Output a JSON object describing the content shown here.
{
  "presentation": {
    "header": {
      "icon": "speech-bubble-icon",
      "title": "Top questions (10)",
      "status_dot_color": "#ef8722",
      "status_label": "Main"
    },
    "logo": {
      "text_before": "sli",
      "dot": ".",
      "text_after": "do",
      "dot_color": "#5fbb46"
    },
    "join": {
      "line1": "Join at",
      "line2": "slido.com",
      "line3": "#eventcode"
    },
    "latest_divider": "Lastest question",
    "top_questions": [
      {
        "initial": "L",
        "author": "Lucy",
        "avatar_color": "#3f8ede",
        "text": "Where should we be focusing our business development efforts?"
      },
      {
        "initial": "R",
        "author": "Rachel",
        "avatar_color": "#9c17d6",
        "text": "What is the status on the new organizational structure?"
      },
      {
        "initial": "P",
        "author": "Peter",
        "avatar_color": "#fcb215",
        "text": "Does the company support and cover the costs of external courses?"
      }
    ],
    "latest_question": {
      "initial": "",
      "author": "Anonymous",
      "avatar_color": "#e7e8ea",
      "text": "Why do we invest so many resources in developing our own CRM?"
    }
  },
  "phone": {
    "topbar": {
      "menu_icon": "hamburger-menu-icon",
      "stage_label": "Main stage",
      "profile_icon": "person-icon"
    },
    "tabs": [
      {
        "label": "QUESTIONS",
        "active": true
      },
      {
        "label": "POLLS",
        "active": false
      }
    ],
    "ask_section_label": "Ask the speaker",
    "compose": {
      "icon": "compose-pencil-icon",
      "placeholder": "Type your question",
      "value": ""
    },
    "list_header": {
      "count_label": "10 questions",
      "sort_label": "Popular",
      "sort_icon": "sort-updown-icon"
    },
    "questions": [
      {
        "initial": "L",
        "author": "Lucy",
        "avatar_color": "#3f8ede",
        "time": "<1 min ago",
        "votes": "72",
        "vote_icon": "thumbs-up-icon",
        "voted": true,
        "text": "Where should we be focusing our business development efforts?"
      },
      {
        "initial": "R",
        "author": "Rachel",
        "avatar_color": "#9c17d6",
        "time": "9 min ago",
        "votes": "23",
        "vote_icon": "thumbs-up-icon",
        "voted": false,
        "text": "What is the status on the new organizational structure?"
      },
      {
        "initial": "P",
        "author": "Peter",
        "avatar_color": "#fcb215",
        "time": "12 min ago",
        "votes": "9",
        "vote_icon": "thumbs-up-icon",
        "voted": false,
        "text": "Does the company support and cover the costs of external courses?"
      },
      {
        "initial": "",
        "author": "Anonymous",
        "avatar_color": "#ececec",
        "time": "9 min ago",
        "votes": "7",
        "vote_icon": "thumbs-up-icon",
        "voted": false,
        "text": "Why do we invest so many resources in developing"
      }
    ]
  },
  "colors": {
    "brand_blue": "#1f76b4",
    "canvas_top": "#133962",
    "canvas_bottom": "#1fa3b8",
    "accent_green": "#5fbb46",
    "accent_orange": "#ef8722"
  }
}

Instructions for the task: Go back to the listing above and please repeat it exactly.

Answer for the task:
Output a JSON object describing the content shown here.
{
  "presentation": {
    "header": {
      "icon": "speech-bubble-icon",
      "title": "Top questions (10)",
      "status_dot_color": "#ef8722",
      "status_label": "Main"
    },
    "logo": {
      "text_before": "sli",
      "dot": ".",
      "text_after": "do",
      "dot_color": "#5fbb46"
    },
    "join": {
      "line1": "Join at",
      "line2": "slido.com",
      "line3": "#eventcode"
    },
    "latest_divider": "Lastest question",
    "top_questions": [
      {
        "initial": "L",
        "author": "Lucy",
        "avatar_color": "#3f8ede",
        "text": "Where should we be focusing our business development efforts?"
      },
      {
        "initial": "R",
        "author": "Rachel",
        "avatar_color": "#9c17d6",
        "text": "What is the status on the new organizational structure?"
      },
      {
        "initial": "P",
        "author": "Peter",
        "avatar_color": "#fcb215",
        "text": "Does the company support and cover the costs of external courses?"
      }
    ],
    "latest_question": {
      "initial": "",
      "author": "Anonymous",
      "avatar_color": "#e7e8ea",
      "text": "Why do we invest so many resources in developing our own CRM?"
    }
  },
  "phone": {
    "topbar": {
      "menu_icon": "hamburger-menu-icon",
      "stage_label": "Main stage",
      "profile_icon": "person-icon"
    },
    "tabs": [
      {
        "label": "QUESTIONS",
        "active": true
      },
      {
        "label": "POLLS",
        "active": false
      }
    ],
    "ask_section_label": "Ask the speaker",
    "compose": {
      "icon": "compose-pencil-icon",
      "placeholder": "Type your question",
      "value": ""
    },
    "list_header": {
      "count_label": "10 questions",
      "sort_label": "Popular",
      "sort_icon": "sort-updown-icon"
    },
    "questions": [
      {
        "initial": "L",
        "author": "Lucy",
        "avatar_color": "#3f8ede",
        "time": "<1 min ago",
        "votes": "72",
        "vote_icon": "thumbs-up-icon",
        "voted": true,
        "text": "Where should we be focusing our business development efforts?"
      },
      {
        "initial": "R",
        "author": "Rachel",
        "avatar_color": "#9c17d6",
        "time": "9 min ago",
        "votes": "23",
        "vote_icon": "thumbs-up-icon",
        "voted": false,
        "text": "What is the status on the new organizational structure?"
      },
      {
        "initial": "P",
        "author": "Peter",
        "avatar_color": "#fcb215",
        "time": "12 min ago",
        "votes": "9",
        "vote_icon": "thumbs-up-icon",
        "voted": false,
        "text": "Does the company support and cover the costs of external courses?"
      },
      {
        "initial": "",
        "author": "Anonymous",
        "avatar_color": "#ececec",
        "time": "9 min ago",
        "votes": "7",
        "vote_icon": "thumbs-up-icon",
        "voted": false,
        "text": "Why do we invest so many resources in developing"
      }
    ]
  },
  "colors": {
    "brand_blue": "#1f76b4",
    "canvas_top": "#133962",
    "canvas_bottom": "#1fa3b8",
    "accent_green": "#5fbb46",
    "accent_orange": "#ef8722"
  }
}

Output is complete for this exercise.